━━━━━ EXCERPTED DATA ━━━━━

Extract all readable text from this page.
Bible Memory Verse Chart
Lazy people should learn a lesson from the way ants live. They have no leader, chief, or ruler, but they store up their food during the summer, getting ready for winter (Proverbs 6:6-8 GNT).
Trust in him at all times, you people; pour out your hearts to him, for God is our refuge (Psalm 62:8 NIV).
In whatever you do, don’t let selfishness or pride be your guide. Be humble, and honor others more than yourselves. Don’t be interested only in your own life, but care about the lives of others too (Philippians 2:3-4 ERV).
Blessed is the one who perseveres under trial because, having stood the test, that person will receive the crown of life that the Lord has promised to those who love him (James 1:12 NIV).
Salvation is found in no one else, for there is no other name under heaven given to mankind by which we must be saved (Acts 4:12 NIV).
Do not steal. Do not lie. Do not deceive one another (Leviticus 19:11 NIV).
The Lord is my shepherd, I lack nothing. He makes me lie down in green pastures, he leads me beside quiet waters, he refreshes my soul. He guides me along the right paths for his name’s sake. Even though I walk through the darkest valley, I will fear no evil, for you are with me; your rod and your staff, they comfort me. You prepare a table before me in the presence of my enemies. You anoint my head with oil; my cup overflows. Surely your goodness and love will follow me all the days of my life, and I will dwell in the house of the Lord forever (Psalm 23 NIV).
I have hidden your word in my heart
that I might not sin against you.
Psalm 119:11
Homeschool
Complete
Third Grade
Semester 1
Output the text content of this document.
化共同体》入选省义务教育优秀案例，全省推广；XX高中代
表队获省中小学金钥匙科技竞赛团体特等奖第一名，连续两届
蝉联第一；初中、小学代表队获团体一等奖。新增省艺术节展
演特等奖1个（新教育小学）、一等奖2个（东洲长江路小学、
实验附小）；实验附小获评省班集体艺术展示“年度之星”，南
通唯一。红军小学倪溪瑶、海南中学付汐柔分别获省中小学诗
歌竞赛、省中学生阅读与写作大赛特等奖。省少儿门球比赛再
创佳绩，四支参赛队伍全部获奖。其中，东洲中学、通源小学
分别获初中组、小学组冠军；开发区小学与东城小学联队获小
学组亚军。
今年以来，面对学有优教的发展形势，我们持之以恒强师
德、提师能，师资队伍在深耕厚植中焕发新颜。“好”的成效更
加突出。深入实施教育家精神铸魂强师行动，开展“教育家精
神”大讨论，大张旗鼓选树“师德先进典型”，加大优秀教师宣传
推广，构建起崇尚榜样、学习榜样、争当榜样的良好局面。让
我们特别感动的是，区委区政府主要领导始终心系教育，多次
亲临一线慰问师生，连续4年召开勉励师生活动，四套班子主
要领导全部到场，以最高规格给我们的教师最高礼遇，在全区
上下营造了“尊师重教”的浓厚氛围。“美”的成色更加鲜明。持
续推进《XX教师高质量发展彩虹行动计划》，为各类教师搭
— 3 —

━━━━━

GIVEN REQUEST >> Find the word "life" in the entries above and gather every line that holds it.

RESPONSE TO THE TASK >>
In whatever you do, don’t let selfishness or pride be your guide. Be humble, and honor others more than yourselves. Don’t be interested only in your own life, but care about the lives of others too (Philippians 2:3-4 ERV).
Blessed is the one who perseveres under trial because, having stood the test, that person will receive the crown of life that the Lord has promised to those who love him (James 1:12 NIV).
The Lord is my shepherd, I lack nothing. He makes me lie down in green pastures, he leads me beside quiet waters, he refreshes my soul. He guides me along the right paths for his name’s sake. Even though I walk through the darkest valley, I will fear no evil, for you are with me; your rod and your staff, they comfort me. You prepare a table before me in the presence of my enemies. You anoint my head with oil; my cup overflows. Surely your goodness and love will follow me all the days of my life, and I will dwell in the house of the Lord forever (Psalm 23 NIV).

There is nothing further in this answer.